══ Available records ══

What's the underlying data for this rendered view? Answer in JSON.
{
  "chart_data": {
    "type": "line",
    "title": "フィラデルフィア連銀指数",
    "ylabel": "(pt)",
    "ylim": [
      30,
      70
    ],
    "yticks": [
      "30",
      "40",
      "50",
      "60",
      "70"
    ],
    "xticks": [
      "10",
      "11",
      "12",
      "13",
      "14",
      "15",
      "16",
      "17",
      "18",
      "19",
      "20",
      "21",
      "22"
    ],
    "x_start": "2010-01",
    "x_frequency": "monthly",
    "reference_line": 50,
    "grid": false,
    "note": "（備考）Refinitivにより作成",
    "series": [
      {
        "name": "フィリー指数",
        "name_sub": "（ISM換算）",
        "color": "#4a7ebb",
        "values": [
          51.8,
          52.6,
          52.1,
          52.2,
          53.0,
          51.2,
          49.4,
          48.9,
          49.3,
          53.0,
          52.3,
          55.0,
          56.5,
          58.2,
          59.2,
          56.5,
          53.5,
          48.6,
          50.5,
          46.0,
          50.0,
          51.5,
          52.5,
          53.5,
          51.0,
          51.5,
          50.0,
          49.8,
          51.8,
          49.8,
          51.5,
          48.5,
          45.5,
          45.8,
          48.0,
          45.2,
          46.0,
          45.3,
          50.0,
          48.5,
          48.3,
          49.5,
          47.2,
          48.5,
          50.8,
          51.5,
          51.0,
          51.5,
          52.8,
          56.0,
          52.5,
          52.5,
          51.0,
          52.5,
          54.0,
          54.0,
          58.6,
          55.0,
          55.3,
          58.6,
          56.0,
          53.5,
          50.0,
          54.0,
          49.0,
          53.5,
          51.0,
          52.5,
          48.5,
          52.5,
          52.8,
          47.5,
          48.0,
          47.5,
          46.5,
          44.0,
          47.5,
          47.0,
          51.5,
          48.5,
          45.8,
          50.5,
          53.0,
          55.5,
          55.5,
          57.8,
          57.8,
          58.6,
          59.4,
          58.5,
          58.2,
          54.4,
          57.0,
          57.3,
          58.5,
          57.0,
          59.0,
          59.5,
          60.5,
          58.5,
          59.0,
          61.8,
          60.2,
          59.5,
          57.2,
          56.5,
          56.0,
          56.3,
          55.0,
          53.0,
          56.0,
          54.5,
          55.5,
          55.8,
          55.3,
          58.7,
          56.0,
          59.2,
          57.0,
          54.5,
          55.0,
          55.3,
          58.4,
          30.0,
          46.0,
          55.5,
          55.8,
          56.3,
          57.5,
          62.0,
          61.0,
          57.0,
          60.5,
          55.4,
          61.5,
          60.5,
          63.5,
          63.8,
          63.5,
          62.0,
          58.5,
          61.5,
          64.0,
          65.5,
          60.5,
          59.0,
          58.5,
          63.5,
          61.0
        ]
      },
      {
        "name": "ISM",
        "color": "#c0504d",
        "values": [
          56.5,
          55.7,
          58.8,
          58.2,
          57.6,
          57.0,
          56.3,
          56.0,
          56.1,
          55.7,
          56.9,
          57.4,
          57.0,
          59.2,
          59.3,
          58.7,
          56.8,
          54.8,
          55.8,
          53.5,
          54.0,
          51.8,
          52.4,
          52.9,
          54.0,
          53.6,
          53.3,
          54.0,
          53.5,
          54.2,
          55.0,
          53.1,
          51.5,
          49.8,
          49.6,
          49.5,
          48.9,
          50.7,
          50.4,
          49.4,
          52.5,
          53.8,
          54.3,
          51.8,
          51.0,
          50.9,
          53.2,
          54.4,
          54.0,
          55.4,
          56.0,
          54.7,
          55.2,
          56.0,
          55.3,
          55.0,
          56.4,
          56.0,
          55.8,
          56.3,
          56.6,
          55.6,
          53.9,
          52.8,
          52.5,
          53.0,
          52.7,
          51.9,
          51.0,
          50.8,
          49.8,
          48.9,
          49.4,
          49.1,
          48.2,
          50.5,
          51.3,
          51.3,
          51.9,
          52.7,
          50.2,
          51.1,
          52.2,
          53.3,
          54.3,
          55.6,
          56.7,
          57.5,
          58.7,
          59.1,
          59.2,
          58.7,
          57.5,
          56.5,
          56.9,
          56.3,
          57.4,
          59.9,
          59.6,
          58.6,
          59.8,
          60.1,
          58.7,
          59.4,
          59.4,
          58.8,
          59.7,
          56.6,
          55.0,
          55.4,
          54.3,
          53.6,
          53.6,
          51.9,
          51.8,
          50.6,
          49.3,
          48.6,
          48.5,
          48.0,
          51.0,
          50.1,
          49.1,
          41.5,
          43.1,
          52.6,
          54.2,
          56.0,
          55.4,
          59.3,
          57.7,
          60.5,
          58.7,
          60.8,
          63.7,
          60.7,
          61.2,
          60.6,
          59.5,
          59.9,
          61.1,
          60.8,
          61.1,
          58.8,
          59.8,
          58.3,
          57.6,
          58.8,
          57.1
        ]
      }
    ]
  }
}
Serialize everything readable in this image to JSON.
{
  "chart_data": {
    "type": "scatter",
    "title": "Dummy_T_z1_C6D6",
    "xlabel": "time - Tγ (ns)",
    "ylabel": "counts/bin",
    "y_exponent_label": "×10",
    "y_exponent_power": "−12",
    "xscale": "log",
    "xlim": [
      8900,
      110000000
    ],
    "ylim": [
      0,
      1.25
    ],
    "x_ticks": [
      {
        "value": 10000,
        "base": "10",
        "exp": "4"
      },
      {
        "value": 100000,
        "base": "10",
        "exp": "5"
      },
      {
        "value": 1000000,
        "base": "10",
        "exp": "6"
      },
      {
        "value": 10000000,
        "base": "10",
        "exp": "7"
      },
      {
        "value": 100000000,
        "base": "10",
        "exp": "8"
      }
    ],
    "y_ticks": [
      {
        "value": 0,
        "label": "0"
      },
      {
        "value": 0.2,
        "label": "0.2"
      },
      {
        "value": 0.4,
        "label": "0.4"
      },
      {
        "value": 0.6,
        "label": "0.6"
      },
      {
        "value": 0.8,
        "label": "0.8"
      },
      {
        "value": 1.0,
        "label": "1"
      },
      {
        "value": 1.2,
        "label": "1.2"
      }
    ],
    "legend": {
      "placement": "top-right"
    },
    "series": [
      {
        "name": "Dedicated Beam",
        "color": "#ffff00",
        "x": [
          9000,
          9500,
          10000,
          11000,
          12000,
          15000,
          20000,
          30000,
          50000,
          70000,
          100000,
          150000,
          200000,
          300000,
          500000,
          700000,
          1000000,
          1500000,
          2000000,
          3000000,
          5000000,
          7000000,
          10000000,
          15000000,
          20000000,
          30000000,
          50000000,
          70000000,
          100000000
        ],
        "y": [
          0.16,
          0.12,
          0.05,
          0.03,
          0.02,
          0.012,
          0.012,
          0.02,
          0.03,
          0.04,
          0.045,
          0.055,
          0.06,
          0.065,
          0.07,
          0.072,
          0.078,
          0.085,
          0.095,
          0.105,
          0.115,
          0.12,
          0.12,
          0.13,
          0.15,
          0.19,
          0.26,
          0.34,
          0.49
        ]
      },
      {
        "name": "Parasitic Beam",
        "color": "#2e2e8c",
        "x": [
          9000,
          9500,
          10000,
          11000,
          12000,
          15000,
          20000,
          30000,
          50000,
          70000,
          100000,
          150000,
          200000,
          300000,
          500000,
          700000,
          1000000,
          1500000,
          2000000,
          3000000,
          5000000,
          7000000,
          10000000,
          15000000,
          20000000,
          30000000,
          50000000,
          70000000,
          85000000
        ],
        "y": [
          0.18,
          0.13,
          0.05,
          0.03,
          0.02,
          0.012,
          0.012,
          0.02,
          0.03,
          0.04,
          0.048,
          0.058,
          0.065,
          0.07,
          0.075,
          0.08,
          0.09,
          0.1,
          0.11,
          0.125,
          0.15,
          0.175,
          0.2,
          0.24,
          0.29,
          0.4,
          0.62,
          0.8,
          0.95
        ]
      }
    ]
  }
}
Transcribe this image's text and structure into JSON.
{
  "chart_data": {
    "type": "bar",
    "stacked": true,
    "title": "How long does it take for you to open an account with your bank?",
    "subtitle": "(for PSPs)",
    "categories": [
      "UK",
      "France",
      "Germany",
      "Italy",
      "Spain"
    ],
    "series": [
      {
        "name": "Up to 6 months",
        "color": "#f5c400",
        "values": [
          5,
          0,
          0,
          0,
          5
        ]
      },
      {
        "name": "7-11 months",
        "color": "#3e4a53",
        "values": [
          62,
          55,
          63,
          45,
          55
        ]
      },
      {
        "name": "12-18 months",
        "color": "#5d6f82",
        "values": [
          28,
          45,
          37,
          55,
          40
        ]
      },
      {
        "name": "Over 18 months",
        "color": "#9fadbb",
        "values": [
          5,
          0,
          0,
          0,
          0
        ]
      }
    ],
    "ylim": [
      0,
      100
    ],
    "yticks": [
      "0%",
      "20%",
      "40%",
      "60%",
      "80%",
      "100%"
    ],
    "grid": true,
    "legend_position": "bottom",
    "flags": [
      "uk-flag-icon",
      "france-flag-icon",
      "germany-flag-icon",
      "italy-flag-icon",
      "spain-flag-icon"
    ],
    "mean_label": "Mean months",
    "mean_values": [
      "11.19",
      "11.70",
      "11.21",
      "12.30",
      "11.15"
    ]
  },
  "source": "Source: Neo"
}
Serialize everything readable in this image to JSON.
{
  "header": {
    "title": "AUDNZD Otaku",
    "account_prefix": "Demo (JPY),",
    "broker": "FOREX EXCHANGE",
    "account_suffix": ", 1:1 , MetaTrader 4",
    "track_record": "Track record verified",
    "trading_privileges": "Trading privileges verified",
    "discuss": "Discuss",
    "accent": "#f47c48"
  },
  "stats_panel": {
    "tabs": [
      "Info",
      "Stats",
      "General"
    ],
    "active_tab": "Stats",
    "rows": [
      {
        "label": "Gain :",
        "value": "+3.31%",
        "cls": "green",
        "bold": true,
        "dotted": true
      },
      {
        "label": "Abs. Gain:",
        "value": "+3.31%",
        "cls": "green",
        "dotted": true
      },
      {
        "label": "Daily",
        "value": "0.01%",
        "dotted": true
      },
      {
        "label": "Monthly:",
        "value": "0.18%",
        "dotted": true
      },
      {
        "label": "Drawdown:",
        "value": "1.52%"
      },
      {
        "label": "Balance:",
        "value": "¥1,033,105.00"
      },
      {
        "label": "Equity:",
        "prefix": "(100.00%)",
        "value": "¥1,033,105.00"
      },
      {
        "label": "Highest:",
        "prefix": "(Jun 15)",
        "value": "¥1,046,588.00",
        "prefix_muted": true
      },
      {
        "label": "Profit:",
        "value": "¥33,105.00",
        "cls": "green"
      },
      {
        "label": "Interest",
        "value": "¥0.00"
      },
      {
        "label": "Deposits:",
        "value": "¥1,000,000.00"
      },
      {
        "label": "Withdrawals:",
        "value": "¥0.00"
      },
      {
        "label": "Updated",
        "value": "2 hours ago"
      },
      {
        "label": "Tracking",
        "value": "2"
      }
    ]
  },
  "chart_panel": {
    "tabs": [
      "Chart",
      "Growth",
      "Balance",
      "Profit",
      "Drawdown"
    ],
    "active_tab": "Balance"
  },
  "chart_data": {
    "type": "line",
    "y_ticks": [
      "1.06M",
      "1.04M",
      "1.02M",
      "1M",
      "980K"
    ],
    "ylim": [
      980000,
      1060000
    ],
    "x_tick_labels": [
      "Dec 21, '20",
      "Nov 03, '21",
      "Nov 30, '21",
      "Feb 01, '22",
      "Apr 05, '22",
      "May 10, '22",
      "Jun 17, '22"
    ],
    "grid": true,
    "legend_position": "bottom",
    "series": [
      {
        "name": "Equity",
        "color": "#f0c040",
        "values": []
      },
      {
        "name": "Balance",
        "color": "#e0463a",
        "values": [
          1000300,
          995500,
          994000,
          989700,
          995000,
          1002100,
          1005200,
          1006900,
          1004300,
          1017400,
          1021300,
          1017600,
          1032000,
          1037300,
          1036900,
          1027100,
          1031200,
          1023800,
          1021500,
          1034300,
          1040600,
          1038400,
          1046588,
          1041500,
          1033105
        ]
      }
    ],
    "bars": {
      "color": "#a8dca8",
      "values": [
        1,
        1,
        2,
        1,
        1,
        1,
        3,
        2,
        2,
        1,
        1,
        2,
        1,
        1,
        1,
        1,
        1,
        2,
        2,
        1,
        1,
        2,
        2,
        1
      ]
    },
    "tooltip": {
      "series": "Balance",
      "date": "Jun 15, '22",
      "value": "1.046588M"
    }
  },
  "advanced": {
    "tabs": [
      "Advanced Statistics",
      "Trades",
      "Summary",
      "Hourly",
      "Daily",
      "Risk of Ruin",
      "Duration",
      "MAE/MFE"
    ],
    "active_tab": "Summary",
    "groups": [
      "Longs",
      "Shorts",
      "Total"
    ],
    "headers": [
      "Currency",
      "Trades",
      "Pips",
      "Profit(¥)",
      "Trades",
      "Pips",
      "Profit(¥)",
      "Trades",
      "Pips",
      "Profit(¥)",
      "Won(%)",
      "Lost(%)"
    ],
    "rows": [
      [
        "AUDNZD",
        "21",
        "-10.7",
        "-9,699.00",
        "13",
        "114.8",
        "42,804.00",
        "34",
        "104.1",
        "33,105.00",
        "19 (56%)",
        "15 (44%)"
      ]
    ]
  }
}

═══

• Exercise
Identify every line above with the string "Beam" in it. Copy those lines.

• Output for this task
        "name": "Dedicated Beam",
        "name": "Parasitic Beam",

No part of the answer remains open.